▸ Task to complete
Write out all entries word for word.

Rows from a figure dataset
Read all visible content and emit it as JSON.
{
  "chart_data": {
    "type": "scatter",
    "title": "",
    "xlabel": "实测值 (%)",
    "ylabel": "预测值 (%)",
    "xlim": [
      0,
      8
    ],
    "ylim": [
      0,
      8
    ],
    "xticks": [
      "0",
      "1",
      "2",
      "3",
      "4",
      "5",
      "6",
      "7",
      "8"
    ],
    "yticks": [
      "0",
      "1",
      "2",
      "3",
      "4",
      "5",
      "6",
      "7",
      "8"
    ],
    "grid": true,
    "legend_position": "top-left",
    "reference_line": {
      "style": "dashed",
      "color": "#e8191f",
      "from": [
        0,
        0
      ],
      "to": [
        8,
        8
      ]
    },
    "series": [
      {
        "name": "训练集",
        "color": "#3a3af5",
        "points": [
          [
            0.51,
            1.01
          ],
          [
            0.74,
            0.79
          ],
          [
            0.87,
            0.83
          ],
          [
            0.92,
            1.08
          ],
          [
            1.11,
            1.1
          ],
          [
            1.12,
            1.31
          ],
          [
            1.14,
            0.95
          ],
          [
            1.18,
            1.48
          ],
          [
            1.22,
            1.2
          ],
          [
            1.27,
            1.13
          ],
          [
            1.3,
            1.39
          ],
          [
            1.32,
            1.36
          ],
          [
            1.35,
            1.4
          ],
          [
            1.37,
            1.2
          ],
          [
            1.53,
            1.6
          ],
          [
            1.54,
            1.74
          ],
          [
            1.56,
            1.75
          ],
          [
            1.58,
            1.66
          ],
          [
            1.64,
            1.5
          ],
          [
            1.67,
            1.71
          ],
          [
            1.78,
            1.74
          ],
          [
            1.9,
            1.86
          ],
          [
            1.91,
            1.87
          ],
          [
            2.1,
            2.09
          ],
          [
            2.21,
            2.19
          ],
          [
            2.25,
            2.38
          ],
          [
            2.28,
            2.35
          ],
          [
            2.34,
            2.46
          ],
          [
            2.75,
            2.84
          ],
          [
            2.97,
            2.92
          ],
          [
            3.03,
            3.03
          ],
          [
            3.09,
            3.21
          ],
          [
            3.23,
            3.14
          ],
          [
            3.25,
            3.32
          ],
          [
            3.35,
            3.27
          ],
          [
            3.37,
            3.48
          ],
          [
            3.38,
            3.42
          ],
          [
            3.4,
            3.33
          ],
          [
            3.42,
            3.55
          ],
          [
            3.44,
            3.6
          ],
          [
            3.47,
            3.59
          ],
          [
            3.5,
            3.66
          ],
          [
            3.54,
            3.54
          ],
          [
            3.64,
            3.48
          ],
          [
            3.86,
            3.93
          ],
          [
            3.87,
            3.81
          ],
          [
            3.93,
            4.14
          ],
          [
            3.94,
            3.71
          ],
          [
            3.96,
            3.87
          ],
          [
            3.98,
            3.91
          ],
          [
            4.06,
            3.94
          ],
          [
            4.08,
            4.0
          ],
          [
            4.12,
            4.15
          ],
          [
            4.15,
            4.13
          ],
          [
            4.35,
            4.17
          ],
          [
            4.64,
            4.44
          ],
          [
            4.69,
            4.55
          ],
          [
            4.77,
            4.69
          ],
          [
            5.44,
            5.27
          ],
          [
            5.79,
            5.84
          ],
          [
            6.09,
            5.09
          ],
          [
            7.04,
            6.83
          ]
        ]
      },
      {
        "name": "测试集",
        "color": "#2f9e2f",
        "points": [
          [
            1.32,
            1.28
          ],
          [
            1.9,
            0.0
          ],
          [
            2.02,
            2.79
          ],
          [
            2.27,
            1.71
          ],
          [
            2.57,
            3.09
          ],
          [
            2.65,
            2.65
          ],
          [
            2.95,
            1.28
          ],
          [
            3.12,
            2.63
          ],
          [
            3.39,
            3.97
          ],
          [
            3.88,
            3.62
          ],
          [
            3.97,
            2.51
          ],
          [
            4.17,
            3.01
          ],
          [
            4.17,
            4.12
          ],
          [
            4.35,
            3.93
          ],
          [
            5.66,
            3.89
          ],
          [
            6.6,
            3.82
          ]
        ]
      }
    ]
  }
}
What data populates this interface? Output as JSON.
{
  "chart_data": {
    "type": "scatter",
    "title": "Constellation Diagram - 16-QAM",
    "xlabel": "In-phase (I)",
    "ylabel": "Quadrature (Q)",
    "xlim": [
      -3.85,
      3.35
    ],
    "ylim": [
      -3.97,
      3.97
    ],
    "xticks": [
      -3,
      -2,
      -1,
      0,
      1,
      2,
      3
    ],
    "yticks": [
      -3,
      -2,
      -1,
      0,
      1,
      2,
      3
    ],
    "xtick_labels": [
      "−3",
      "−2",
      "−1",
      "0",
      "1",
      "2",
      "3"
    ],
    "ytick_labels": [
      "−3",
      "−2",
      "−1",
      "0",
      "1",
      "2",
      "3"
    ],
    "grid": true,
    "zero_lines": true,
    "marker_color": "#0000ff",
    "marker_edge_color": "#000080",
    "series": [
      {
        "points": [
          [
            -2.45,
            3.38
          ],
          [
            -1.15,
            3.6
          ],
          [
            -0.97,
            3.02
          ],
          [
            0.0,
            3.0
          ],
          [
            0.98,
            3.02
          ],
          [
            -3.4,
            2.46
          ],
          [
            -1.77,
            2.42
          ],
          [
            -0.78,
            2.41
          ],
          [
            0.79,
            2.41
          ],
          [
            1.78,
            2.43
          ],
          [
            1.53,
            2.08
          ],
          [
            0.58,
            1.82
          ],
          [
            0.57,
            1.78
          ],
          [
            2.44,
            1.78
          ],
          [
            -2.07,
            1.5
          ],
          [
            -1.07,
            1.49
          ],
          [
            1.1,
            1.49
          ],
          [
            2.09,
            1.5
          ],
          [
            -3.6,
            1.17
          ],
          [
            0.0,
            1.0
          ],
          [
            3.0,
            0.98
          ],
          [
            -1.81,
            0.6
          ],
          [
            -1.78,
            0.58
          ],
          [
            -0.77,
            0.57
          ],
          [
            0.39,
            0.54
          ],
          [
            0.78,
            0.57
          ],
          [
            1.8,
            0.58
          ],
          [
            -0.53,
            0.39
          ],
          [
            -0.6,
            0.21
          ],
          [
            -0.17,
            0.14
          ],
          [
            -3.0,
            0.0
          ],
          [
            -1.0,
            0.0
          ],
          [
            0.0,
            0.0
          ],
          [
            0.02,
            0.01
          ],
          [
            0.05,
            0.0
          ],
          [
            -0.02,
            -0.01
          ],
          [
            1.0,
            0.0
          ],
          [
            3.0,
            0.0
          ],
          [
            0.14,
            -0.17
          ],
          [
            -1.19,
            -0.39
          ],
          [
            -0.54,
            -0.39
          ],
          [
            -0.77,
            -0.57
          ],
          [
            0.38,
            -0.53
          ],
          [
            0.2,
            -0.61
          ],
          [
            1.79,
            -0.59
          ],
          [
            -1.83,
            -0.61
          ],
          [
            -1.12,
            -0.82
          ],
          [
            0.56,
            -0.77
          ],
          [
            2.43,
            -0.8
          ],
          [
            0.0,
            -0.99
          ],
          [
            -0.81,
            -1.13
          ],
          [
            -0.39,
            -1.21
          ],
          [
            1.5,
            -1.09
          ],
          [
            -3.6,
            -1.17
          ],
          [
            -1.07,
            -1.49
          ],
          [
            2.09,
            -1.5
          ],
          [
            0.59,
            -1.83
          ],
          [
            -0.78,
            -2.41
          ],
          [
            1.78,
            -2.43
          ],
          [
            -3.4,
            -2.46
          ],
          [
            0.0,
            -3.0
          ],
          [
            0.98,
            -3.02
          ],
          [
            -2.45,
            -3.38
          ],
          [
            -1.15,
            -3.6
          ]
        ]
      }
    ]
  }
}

▸ Output
Read all visible content and emit it as JSON.
{
  "chart_data": {
    "type": "scatter",
    "title": "",
    "xlabel": "实测值 (%)",
    "ylabel": "预测值 (%)",
    "xlim": [
      0,
      8
    ],
    "ylim": [
      0,
      8
    ],
    "xticks": [
      "0",
      "1",
      "2",
      "3",
      "4",
      "5",
      "6",
      "7",
      "8"
    ],
    "yticks": [
      "0",
      "1",
      "2",
      "3",
      "4",
      "5",
      "6",
      "7",
      "8"
    ],
    "grid": true,
    "legend_position": "top-left",
    "reference_line": {
      "style": "dashed",
      "color": "#e8191f",
      "from": [
        0,
        0
      ],
      "to": [
        8,
        8
      ]
    },
    "series": [
      {
        "name": "训练集",
        "color": "#3a3af5",
        "points": [
          [
            0.51,
            1.01
          ],
          [
            0.74,
            0.79
          ],
          [
            0.87,
            0.83
          ],
          [
            0.92,
            1.08
          ],
          [
            1.11,
            1.1
          ],
          [
            1.12,
            1.31
          ],
          [
            1.14,
            0.95
          ],
          [
            1.18,
            1.48
          ],
          [
            1.22,
            1.2
          ],
          [
            1.27,
            1.13
          ],
          [
            1.3,
            1.39
          ],
          [
            1.32,
            1.36
          ],
          [
            1.35,
            1.4
          ],
          [
            1.37,
            1.2
          ],
          [
            1.53,
            1.6
          ],
          [
            1.54,
            1.74
          ],
          [
            1.56,
            1.75
          ],
          [
            1.58,
            1.66
          ],
          [
            1.64,
            1.5
          ],
          [
            1.67,
            1.71
          ],
          [
            1.78,
            1.74
          ],
          [
            1.9,
            1.86
          ],
          [
            1.91,
            1.87
          ],
          [
            2.1,
            2.09
          ],
          [
            2.21,
            2.19
          ],
          [
            2.25,
            2.38
          ],
          [
            2.28,
            2.35
          ],
          [
            2.34,
            2.46
          ],
          [
            2.75,
            2.84
          ],
          [
            2.97,
            2.92
          ],
          [
            3.03,
            3.03
          ],
          [
            3.09,
            3.21
          ],
          [
            3.23,
            3.14
          ],
          [
            3.25,
            3.32
          ],
          [
            3.35,
            3.27
          ],
          [
            3.37,
            3.48
          ],
          [
            3.38,
            3.42
          ],
          [
            3.4,
            3.33
          ],
          [
            3.42,
            3.55
          ],
          [
            3.44,
            3.6
          ],
          [
            3.47,
            3.59
          ],
          [
            3.5,
            3.66
          ],
          [
            3.54,
            3.54
          ],
          [
            3.64,
            3.48
          ],
          [
            3.86,
            3.93
          ],
          [
            3.87,
            3.81
          ],
          [
            3.93,
            4.14
          ],
          [
            3.94,
            3.71
          ],
          [
            3.96,
            3.87
          ],
          [
            3.98,
            3.91
          ],
          [
            4.06,
            3.94
          ],
          [
            4.08,
            4.0
          ],
          [
            4.12,
            4.15
          ],
          [
            4.15,
            4.13
          ],
          [
            4.35,
            4.17
          ],
          [
            4.64,
            4.44
          ],
          [
            4.69,
            4.55
          ],
          [
            4.77,
            4.69
          ],
          [
            5.44,
            5.27
          ],
          [
            5.79,
            5.84
          ],
          [
            6.09,
            5.09
          ],
          [
            7.04,
            6.83
          ]
        ]
      },
      {
        "name": "测试集",
        "color": "#2f9e2f",
        "points": [
          [
            1.32,
            1.28
          ],
          [
            1.9,
            0.0
          ],
          [
            2.02,
            2.79
          ],
          [
            2.27,
            1.71
          ],
          [
            2.57,
            3.09
          ],
          [
            2.65,
            2.65
          ],
          [
            2.95,
            1.28
          ],
          [
            3.12,
            2.63
          ],
          [
            3.39,
            3.97
          ],
          [
            3.88,
            3.62
          ],
          [
            3.97,
            2.51
          ],
          [
            4.17,
            3.01
          ],
          [
            4.17,
            4.12
          ],
          [
            4.35,
            3.93
          ],
          [
            5.66,
            3.89
          ],
          [
            6.6,
            3.82
          ]
        ]
      }
    ]
  }
}
What data populates this interface? Output as JSON.
{
  "chart_data": {
    "type": "scatter",
    "title": "Constellation Diagram - 16-QAM",
    "xlabel": "In-phase (I)",
    "ylabel": "Quadrature (Q)",
    "xlim": [
      -3.85,
      3.35
    ],
    "ylim": [
      -3.97,
      3.97
    ],
    "xticks": [
      -3,
      -2,
      -1,
      0,
      1,
      2,
      3
    ],
    "yticks": [
      -3,
      -2,
      -1,
      0,
      1,
      2,
      3
    ],
    "xtick_labels": [
      "−3",
      "−2",
      "−1",
      "0",
      "1",
      "2",
      "3"
    ],
    "ytick_labels": [
      "−3",
      "−2",
      "−1",
      "0",
      "1",
      "2",
      "3"
    ],
    "grid": true,
    "zero_lines": true,
    "marker_color": "#0000ff",
    "marker_edge_color": "#000080",
    "series": [
      {
        "points": [
          [
            -2.45,
            3.38
          ],
          [
            -1.15,
            3.6
          ],
          [
            -0.97,
            3.02
          ],
          [
            0.0,
            3.0
          ],
          [
            0.98,
            3.02
          ],
          [
            -3.4,
            2.46
          ],
          [
            -1.77,
            2.42
          ],
          [
            -0.78,
            2.41
          ],
          [
            0.79,
            2.41
          ],
          [
            1.78,
            2.43
          ],
          [
            1.53,
            2.08
          ],
          [
            0.58,
            1.82
          ],
          [
            0.57,
            1.78
          ],
          [
            2.44,
            1.78
          ],
          [
            -2.07,
            1.5
          ],
          [
            -1.07,
            1.49
          ],
          [
            1.1,
            1.49
          ],
          [
            2.09,
            1.5
          ],
          [
            -3.6,
            1.17
          ],
          [
            0.0,
            1.0
          ],
          [
            3.0,
            0.98
          ],
          [
            -1.81,
            0.6
          ],
          [
            -1.78,
            0.58
          ],
          [
            -0.77,
            0.57
          ],
          [
            0.39,
            0.54
          ],
          [
            0.78,
            0.57
          ],
          [
            1.8,
            0.58
          ],
          [
            -0.53,
            0.39
          ],
          [
            -0.6,
            0.21
          ],
          [
            -0.17,
            0.14
          ],
          [
            -3.0,
            0.0
          ],
          [
            -1.0,
            0.0
          ],
          [
            0.0,
            0.0
          ],
          [
            0.02,
            0.01
          ],
          [
            0.05,
            0.0
          ],
          [
            -0.02,
            -0.01
          ],
          [
            1.0,
            0.0
          ],
          [
            3.0,
            0.0
          ],
          [
            0.14,
            -0.17
          ],
          [
            -1.19,
            -0.39
          ],
          [
            -0.54,
            -0.39
          ],
          [
            -0.77,
            -0.57
          ],
          [
            0.38,
            -0.53
          ],
          [
            0.2,
            -0.61
          ],
          [
            1.79,
            -0.59
          ],
          [
            -1.83,
            -0.61
          ],
          [
            -1.12,
            -0.82
          ],
          [
            0.56,
            -0.77
          ],
          [
            2.43,
            -0.8
          ],
          [
            0.0,
            -0.99
          ],
          [
            -0.81,
            -1.13
          ],
          [
            -0.39,
            -1.21
          ],
          [
            1.5,
            -1.09
          ],
          [
            -3.6,
            -1.17
          ],
          [
            -1.07,
            -1.49
          ],
          [
            2.09,
            -1.5
          ],
          [
            0.59,
            -1.83
          ],
          [
            -0.78,
            -2.41
          ],
          [
            1.78,
            -2.43
          ],
          [
            -3.4,
            -2.46
          ],
          [
            0.0,
            -3.0
          ],
          [
            0.98,
            -3.02
          ],
          [
            -2.45,
            -3.38
          ],
          [
            -1.15,
            -3.6
          ]
        ]
      }
    ]
  }
}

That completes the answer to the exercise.